Material to process
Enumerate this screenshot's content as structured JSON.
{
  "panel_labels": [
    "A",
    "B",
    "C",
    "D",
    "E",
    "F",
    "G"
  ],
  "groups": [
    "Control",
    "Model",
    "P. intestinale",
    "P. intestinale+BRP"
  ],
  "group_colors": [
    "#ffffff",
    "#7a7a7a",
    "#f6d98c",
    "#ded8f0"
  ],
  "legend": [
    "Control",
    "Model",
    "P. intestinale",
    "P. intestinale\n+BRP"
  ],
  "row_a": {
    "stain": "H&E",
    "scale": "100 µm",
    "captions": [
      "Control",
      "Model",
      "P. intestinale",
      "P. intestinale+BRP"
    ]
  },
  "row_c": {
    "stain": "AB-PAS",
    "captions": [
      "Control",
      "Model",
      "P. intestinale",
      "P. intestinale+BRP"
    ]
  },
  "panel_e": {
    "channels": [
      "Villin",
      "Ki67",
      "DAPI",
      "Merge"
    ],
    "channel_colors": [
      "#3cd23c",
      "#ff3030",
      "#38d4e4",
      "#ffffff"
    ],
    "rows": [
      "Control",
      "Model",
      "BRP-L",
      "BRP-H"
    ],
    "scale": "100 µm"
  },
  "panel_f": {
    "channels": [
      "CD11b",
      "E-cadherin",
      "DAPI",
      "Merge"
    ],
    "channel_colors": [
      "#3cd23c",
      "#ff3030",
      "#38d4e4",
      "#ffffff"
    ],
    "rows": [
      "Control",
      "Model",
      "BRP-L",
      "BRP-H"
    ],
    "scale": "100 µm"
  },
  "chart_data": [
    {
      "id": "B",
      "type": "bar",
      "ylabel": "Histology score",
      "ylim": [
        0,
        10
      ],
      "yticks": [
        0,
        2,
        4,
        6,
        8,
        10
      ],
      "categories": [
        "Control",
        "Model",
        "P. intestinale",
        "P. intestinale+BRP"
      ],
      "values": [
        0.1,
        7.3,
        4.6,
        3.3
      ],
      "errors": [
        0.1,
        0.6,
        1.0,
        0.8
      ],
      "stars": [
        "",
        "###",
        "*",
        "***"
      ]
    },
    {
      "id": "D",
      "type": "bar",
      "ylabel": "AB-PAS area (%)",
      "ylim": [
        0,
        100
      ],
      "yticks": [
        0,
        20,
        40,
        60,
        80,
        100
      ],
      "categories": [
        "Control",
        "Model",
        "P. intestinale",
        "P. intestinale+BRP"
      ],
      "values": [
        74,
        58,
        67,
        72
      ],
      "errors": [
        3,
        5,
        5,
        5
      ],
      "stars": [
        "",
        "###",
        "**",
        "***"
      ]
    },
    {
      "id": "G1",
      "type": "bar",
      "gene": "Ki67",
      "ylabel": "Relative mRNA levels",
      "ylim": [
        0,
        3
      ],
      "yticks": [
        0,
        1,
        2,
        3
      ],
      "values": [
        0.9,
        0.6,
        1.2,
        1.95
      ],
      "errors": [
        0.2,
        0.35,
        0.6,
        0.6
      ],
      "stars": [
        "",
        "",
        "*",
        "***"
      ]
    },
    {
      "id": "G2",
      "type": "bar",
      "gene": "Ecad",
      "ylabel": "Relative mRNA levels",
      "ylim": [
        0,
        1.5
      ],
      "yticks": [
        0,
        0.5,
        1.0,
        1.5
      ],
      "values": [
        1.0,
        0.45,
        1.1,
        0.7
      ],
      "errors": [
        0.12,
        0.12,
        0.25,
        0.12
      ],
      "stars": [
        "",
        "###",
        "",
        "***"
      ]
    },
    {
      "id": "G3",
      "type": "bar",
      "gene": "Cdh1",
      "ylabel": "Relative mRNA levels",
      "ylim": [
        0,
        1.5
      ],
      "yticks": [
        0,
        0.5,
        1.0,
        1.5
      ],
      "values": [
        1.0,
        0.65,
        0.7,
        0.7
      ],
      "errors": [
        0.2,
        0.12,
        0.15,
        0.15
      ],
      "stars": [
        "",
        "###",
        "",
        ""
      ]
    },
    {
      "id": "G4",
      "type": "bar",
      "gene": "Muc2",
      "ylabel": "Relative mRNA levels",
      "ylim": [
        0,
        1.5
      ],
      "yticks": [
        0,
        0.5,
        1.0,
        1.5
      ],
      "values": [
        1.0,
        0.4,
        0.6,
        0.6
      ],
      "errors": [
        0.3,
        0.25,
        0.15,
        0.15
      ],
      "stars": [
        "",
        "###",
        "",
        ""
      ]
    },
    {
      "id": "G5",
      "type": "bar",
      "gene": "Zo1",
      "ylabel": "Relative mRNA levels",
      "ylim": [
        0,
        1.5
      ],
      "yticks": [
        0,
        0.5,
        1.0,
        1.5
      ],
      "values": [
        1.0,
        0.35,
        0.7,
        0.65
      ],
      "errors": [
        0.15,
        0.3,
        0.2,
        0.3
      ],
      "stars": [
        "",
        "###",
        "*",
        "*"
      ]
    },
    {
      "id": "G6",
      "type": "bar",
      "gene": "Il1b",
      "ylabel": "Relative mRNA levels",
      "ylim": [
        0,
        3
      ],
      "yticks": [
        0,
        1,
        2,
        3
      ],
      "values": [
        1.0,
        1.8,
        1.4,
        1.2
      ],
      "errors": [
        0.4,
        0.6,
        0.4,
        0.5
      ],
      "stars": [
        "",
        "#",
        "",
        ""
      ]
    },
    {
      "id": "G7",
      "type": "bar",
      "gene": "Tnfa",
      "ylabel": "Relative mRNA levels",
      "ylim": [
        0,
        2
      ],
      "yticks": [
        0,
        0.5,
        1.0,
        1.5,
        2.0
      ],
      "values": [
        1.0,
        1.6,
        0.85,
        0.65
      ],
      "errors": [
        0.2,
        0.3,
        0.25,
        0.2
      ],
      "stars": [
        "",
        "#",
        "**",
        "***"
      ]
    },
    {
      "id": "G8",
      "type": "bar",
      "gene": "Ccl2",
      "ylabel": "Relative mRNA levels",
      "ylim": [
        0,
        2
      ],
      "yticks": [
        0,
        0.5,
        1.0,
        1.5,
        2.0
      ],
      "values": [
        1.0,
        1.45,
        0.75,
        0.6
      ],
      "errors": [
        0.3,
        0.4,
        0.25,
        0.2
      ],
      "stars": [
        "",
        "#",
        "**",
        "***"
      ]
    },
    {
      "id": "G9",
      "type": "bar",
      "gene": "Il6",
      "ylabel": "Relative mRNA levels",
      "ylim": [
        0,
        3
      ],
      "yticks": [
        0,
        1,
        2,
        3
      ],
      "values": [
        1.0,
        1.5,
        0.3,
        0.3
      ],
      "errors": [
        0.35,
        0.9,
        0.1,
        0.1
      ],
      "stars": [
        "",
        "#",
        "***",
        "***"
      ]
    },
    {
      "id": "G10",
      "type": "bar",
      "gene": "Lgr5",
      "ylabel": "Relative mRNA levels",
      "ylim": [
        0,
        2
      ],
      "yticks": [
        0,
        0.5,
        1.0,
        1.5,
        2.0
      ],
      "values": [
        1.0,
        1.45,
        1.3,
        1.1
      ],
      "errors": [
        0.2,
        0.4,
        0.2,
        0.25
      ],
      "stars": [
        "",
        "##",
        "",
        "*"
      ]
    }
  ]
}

Work request
Whatever is in the entries above, write it out exactly.

Solution for this problem
Enumerate this screenshot's content as structured JSON.
{
  "panel_labels": [
    "A",
    "B",
    "C",
    "D",
    "E",
    "F",
    "G"
  ],
  "groups": [
    "Control",
    "Model",
    "P. intestinale",
    "P. intestinale+BRP"
  ],
  "group_colors": [
    "#ffffff",
    "#7a7a7a",
    "#f6d98c",
    "#ded8f0"
  ],
  "legend": [
    "Control",
    "Model",
    "P. intestinale",
    "P. intestinale\n+BRP"
  ],
  "row_a": {
    "stain": "H&E",
    "scale": "100 µm",
    "captions": [
      "Control",
      "Model",
      "P. intestinale",
      "P. intestinale+BRP"
    ]
  },
  "row_c": {
    "stain": "AB-PAS",
    "captions": [
      "Control",
      "Model",
      "P. intestinale",
      "P. intestinale+BRP"
    ]
  },
  "panel_e": {
    "channels": [
      "Villin",
      "Ki67",
      "DAPI",
      "Merge"
    ],
    "channel_colors": [
      "#3cd23c",
      "#ff3030",
      "#38d4e4",
      "#ffffff"
    ],
    "rows": [
      "Control",
      "Model",
      "BRP-L",
      "BRP-H"
    ],
    "scale": "100 µm"
  },
  "panel_f": {
    "channels": [
      "CD11b",
      "E-cadherin",
      "DAPI",
      "Merge"
    ],
    "channel_colors": [
      "#3cd23c",
      "#ff3030",
      "#38d4e4",
      "#ffffff"
    ],
    "rows": [
      "Control",
      "Model",
      "BRP-L",
      "BRP-H"
    ],
    "scale": "100 µm"
  },
  "chart_data": [
    {
      "id": "B",
      "type": "bar",
      "ylabel": "Histology score",
      "ylim": [
        0,
        10
      ],
      "yticks": [
        0,
        2,
        4,
        6,
        8,
        10
      ],
      "categories": [
        "Control",
        "Model",
        "P. intestinale",
        "P. intestinale+BRP"
      ],
      "values": [
        0.1,
        7.3,
        4.6,
        3.3
      ],
      "errors": [
        0.1,
        0.6,
        1.0,
        0.8
      ],
      "stars": [
        "",
        "###",
        "*",
        "***"
      ]
    },
    {
      "id": "D",
      "type": "bar",
      "ylabel": "AB-PAS area (%)",
      "ylim": [
        0,
        100
      ],
      "yticks": [
        0,
        20,
        40,
        60,
        80,
        100
      ],
      "categories": [
        "Control",
        "Model",
        "P. intestinale",
        "P. intestinale+BRP"
      ],
      "values": [
        74,
        58,
        67,
        72
      ],
      "errors": [
        3,
        5,
        5,
        5
      ],
      "stars": [
        "",
        "###",
        "**",
        "***"
      ]
    },
    {
      "id": "G1",
      "type": "bar",
      "gene": "Ki67",
      "ylabel": "Relative mRNA levels",
      "ylim": [
        0,
        3
      ],
      "yticks": [
        0,
        1,
        2,
        3
      ],
      "values": [
        0.9,
        0.6,
        1.2,
        1.95
      ],
      "errors": [
        0.2,
        0.35,
        0.6,
        0.6
      ],
      "stars": [
        "",
        "",
        "*",
        "***"
      ]
    },
    {
      "id": "G2",
      "type": "bar",
      "gene": "Ecad",
      "ylabel": "Relative mRNA levels",
      "ylim": [
        0,
        1.5
      ],
      "yticks": [
        0,
        0.5,
        1.0,
        1.5
      ],
      "values": [
        1.0,
        0.45,
        1.1,
        0.7
      ],
      "errors": [
        0.12,
        0.12,
        0.25,
        0.12
      ],
      "stars": [
        "",
        "###",
        "",
        "***"
      ]
    },
    {
      "id": "G3",
      "type": "bar",
      "gene": "Cdh1",
      "ylabel": "Relative mRNA levels",
      "ylim": [
        0,
        1.5
      ],
      "yticks": [
        0,
        0.5,
        1.0,
        1.5
      ],
      "values": [
        1.0,
        0.65,
        0.7,
        0.7
      ],
      "errors": [
        0.2,
        0.12,
        0.15,
        0.15
      ],
      "stars": [
        "",
        "###",
        "",
        ""
      ]
    },
    {
      "id": "G4",
      "type": "bar",
      "gene": "Muc2",
      "ylabel": "Relative mRNA levels",
      "ylim": [
        0,
        1.5
      ],
      "yticks": [
        0,
        0.5,
        1.0,
        1.5
      ],
      "values": [
        1.0,
        0.4,
        0.6,
        0.6
      ],
      "errors": [
        0.3,
        0.25,
        0.15,
        0.15
      ],
      "stars": [
        "",
        "###",
        "",
        ""
      ]
    },
    {
      "id": "G5",
      "type": "bar",
      "gene": "Zo1",
      "ylabel": "Relative mRNA levels",
      "ylim": [
        0,
        1.5
      ],
      "yticks": [
        0,
        0.5,
        1.0,
        1.5
      ],
      "values": [
        1.0,
        0.35,
        0.7,
        0.65
      ],
      "errors": [
        0.15,
        0.3,
        0.2,
        0.3
      ],
      "stars": [
        "",
        "###",
        "*",
        "*"
      ]
    },
    {
      "id": "G6",
      "type": "bar",
      "gene": "Il1b",
      "ylabel": "Relative mRNA levels",
      "ylim": [
        0,
        3
      ],
      "yticks": [
        0,
        1,
        2,
        3
      ],
      "values": [
        1.0,
        1.8,
        1.4,
        1.2
      ],
      "errors": [
        0.4,
        0.6,
        0.4,
        0.5
      ],
      "stars": [
        "",
        "#",
        "",
        ""
      ]
    },
    {
      "id": "G7",
      "type": "bar",
      "gene": "Tnfa",
      "ylabel": "Relative mRNA levels",
      "ylim": [
        0,
        2
      ],
      "yticks": [
        0,
        0.5,
        1.0,
        1.5,
        2.0
      ],
      "values": [
        1.0,
        1.6,
        0.85,
        0.65
      ],
      "errors": [
        0.2,
        0.3,
        0.25,
        0.2
      ],
      "stars": [
        "",
        "#",
        "**",
        "***"
      ]
    },
    {
      "id": "G8",
      "type": "bar",
      "gene": "Ccl2",
      "ylabel": "Relative mRNA levels",
      "ylim": [
        0,
        2
      ],
      "yticks": [
        0,
        0.5,
        1.0,
        1.5,
        2.0
      ],
      "values": [
        1.0,
        1.45,
        0.75,
        0.6
      ],
      "errors": [
        0.3,
        0.4,
        0.25,
        0.2
      ],
      "stars": [
        "",
        "#",
        "**",
        "***"
      ]
    },
    {
      "id": "G9",
      "type": "bar",
      "gene": "Il6",
      "ylabel": "Relative mRNA levels",
      "ylim": [
        0,
        3
      ],
      "yticks": [
        0,
        1,
        2,
        3
      ],
      "values": [
        1.0,
        1.5,
        0.3,
        0.3
      ],
      "errors": [
        0.35,
        0.9,
        0.1,
        0.1
      ],
      "stars": [
        "",
        "#",
        "***",
        "***"
      ]
    },
    {
      "id": "G10",
      "type": "bar",
      "gene": "Lgr5",
      "ylabel": "Relative mRNA levels",
      "ylim": [
        0,
        2
      ],
      "yticks": [
        0,
        0.5,
        1.0,
        1.5,
        2.0
      ],
      "values": [
        1.0,
        1.45,
        1.3,
        1.1
      ],
      "errors": [
        0.2,
        0.4,
        0.2,
        0.25
      ],
      "stars": [
        "",
        "##",
        "",
        "*"
      ]
    }
  ]
}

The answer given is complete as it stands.